INSTRUCTION: Search the material below for the string "extension" and list each line that holds it.

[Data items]
_____

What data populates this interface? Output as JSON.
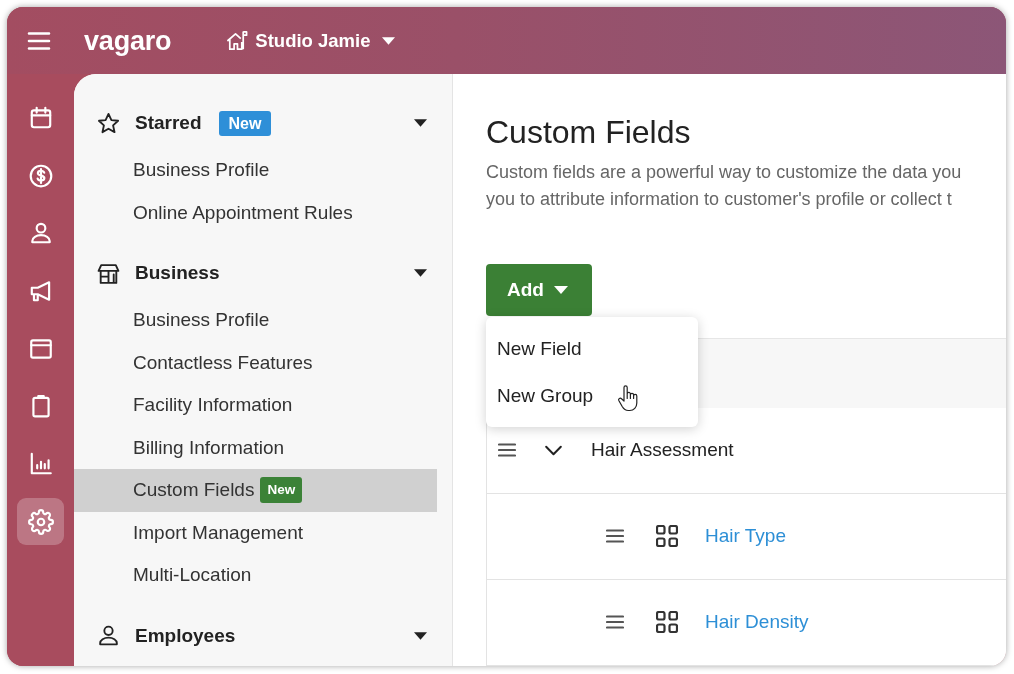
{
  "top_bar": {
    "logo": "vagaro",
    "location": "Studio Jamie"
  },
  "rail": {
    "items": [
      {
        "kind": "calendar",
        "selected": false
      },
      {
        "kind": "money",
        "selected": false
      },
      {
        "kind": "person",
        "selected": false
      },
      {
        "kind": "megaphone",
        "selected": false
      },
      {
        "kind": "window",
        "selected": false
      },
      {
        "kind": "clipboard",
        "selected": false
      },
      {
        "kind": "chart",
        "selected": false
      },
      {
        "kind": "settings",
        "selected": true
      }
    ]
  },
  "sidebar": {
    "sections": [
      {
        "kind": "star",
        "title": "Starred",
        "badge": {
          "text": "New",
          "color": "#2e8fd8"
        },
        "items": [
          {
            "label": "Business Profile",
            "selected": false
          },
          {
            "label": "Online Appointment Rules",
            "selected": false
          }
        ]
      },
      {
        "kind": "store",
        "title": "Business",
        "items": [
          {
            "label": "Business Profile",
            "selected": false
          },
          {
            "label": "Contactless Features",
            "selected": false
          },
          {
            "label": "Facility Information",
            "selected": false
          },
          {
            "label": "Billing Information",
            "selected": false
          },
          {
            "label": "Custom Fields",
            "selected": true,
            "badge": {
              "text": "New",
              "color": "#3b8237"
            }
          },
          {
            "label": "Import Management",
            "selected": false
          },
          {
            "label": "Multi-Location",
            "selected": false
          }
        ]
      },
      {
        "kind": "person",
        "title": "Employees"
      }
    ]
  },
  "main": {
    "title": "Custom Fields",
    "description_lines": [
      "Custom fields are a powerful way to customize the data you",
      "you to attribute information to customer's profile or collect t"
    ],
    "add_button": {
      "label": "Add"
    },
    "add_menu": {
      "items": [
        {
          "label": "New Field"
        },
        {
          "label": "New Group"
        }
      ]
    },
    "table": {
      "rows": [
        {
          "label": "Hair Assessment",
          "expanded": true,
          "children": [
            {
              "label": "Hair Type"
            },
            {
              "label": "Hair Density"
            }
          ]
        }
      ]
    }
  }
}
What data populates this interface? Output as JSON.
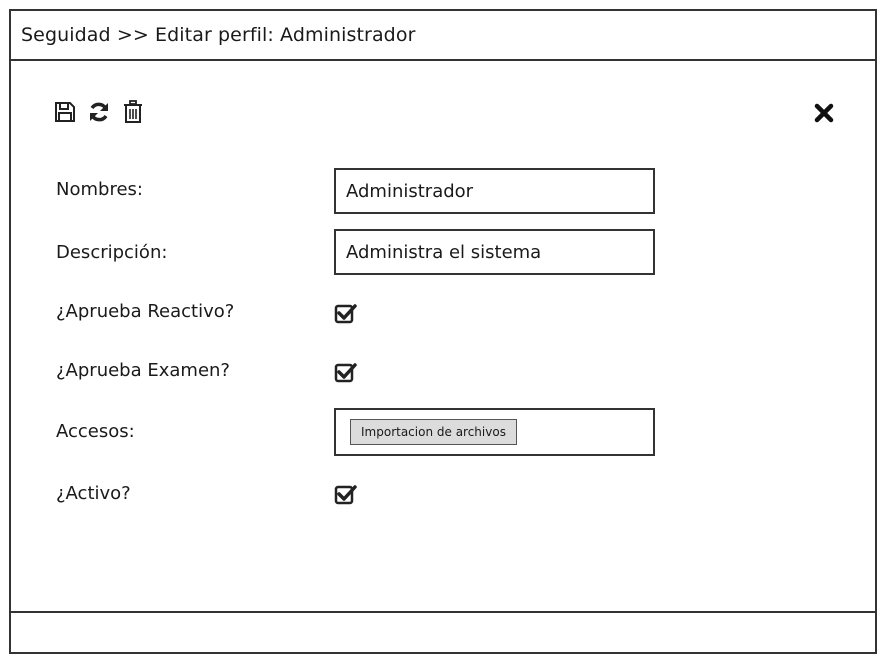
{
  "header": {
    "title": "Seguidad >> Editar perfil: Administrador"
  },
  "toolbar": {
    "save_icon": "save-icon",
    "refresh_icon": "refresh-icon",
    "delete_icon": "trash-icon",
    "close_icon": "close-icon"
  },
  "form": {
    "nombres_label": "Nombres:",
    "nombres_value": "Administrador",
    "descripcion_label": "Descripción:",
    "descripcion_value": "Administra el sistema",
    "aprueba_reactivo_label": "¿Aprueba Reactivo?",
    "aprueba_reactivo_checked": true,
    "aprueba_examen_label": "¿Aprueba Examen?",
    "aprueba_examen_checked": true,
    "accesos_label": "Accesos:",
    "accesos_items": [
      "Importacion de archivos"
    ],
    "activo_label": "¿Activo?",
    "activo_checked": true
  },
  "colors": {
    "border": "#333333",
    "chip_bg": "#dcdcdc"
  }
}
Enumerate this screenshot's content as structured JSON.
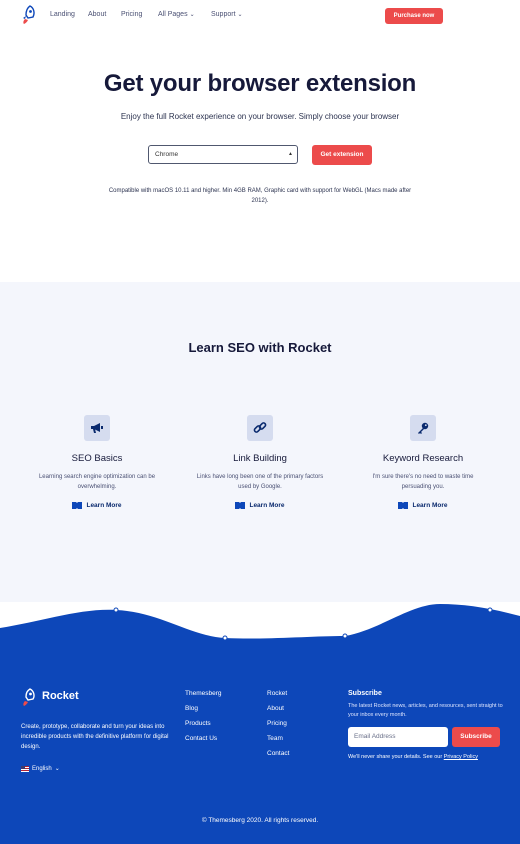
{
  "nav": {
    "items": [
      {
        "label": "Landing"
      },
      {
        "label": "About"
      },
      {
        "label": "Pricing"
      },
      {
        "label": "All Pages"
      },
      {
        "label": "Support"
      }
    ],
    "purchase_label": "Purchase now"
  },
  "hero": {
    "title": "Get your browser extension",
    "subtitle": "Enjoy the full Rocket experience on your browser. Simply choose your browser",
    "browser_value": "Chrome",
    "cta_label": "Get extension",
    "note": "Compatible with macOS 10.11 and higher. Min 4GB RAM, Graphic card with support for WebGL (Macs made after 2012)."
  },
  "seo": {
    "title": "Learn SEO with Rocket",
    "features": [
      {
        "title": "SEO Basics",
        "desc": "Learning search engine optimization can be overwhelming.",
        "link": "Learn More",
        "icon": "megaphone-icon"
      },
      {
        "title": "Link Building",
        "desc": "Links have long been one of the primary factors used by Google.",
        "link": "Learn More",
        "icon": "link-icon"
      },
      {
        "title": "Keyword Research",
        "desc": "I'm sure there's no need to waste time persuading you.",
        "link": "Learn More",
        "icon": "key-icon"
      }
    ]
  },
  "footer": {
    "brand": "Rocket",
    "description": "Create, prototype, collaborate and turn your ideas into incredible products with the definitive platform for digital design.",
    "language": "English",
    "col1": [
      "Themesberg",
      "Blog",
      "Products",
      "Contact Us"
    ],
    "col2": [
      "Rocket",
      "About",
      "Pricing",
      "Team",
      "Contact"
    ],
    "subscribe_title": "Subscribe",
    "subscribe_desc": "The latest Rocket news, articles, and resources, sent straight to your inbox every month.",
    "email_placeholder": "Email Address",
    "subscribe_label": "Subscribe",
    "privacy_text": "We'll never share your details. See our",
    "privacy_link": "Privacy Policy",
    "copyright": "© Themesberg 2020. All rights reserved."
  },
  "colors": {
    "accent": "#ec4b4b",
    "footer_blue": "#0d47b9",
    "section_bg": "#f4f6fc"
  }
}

_____

WRITTEN RESPONSE:
    "title": "Get your browser extension",
    "cta_label": "Get extension",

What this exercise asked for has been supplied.